# Sanding scratches under first Topcoat



## wlofton (Oct 11, 2010)

Building a new maple counter top for a cabinet in a kitchen and after I put the first coat of finish on I could see some sanding marks under the finish. Is my only option to sand off that first coat and start again.

Using General Finishes Arm r Seal wipe on topcoat after one coat of wood conditioner, didn't stain the wood at all.


----------



## chemmy (Dec 13, 2011)

wlofton said:


> Building a new maple counter top for a cabinet in a kitchen and after I put the first coat of finish on I could see some sanding marks under the finish. Is my only option to sand off that first coat and start again.
> 
> Using General Finishes Arm r Seal wipe on topcoat after one coat of wood conditioner, didn't stain the wood at all.


Consider it a learning lesson wlofton, yes sand it down with what ever your last grit was only one step finer, OK? You should have at least sanded it to 220 if not do so - 120/150/180/220/ then if you want to make sure no scratches are left you can apply a good coat of Mineral spirits to it and look to see, while wet, if any scratches are still visible, if not, then let dry and then recondition and coat again.

Normally i put a light colored pigment stain on the bare wood before i even start sanding with the coarsest paper i would use [120] till all the stain is removed [a prep stain] If any scratches or other anomalies are present they will stay colored until they have been sanded out. "THEN" you know for sure and can continue sanding with the finer grits and continue with the finishing procedures. OK?:yes:


----------



## MastersHand (Nov 28, 2010)

Unfortunately sanding down is the only option. I have the good fortune of having a wide belt Drum sander but I still then sand with a 6" orbital at 150 grit and then with a Porter Cable flat sander at 180 grit

Sent from my iPhone using Wood Forum


----------



## wlofton (Oct 11, 2010)

Appreciate the advice guys! I thought sanding was my only option to correct it.....the right way!

I originally went through 100 grit sanding drum then ROS 120/150/180 but didn't go all the way to 220 because I wasn't staining. Maybe I still should have.....you're right Chemmy, it's a learning experience!

Thanks for the tip of (pre) staining prior to any sanding!:thumbsup: Will use that.

Will sanding it down and start over. Will try to get pictures up before the weekend. Thanks guys!


----------



## cabinetman (Jul 5, 2007)

wlofton said:


> Appreciate the advice guys! I thought sanding was my only option to correct it.....the right way!
> 
> I originally went through 100 grit sanding drum then ROS 120/150/180 but didn't go all the way to 220 because I wasn't staining.
> 
> Will sanding it down and start over. Will try to get pictures up before the weekend. Thanks guys!


You could have used a stripper to remove the finish. That's a bit quicker and dust free. You might find that 180x is fine enough. Always sand with the grain. You might experiment with scraping. That produces a very smooth finish. 

For some woods 220x may be too smooth to get good stain penetration. It may stain lighter if used. Experimenting with project samples is the best way to tell.

I've made a habit of using an open coat sandpaper. Garnet, and aluminum oxide I find can get a build up which can cause scratching.










 







.


----------



## MNsawyergp (Jan 31, 2012)

WRITTEN INSTRUCTION: Do the following statements agree with the thread on sanding scratches under the first topcoat? Answer yes or no for each, quoting the deciding words. (a) wlofton stained the maple counter top before finishing it. (b) MastersHand uses a flat sander at 180 grit after the orbital. (c) cabinetman says a stripper is slower than sanding.

Layout element data:
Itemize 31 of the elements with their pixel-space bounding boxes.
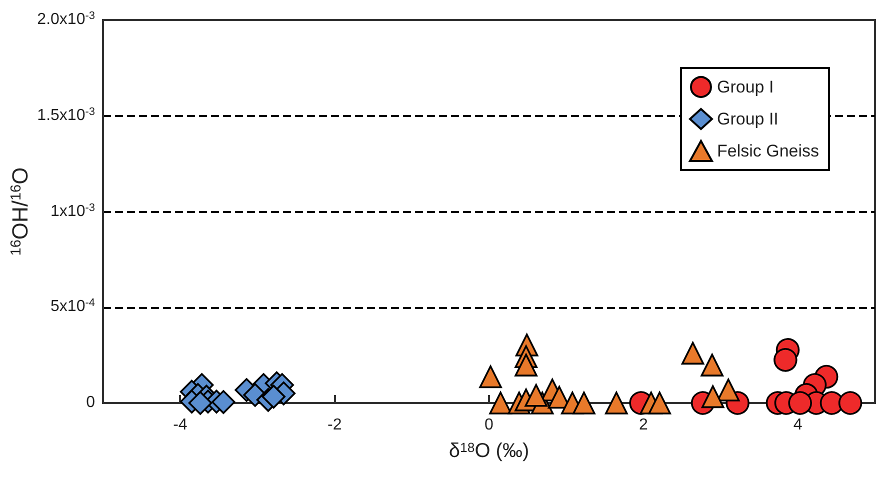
y-tick-label: 5x10$^{-4}$ [50, 297, 95, 316]
x-tick-label: 4 [793, 416, 802, 434]
point [716, 378, 740, 402]
y-axis-title: 16OH/16O [8, 167, 32, 256]
point [788, 391, 812, 415]
legend-label: Group I [716, 78, 774, 96]
point [572, 392, 596, 414]
point [524, 384, 548, 407]
legend-label: Group II [716, 110, 778, 128]
legend-label: Felsic Gneiss [716, 142, 820, 160]
x-tick-label: -4 [173, 416, 188, 434]
point [188, 391, 212, 415]
y-tick-label: 0 [86, 394, 95, 412]
point [489, 392, 512, 414]
x-tick-label: 2 [638, 416, 648, 434]
point [838, 391, 862, 415]
point [479, 365, 502, 388]
point [648, 392, 672, 414]
y-tick-label: 2.0x10$^{-3}$ [37, 10, 95, 29]
x-tick-label: 0 [484, 416, 494, 434]
x-tick-label: -2 [327, 416, 342, 434]
point [700, 354, 724, 376]
y-tick-label: 1x10$^{-3}$ [50, 202, 95, 220]
point [604, 392, 628, 414]
point [262, 384, 286, 409]
point [681, 342, 704, 365]
point [774, 348, 798, 372]
point [701, 385, 724, 408]
point [212, 390, 236, 414]
point [514, 354, 538, 376]
y-tick-label: 1.5x10$^{-3}$ [37, 106, 95, 125]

RESPONSE BELOW:
(a) No: "didn't stain the wood at all."
(b) Yes: "then with a Porter Cable flat sander at 180 grit"
(c) No: "That's a bit quicker and dust free."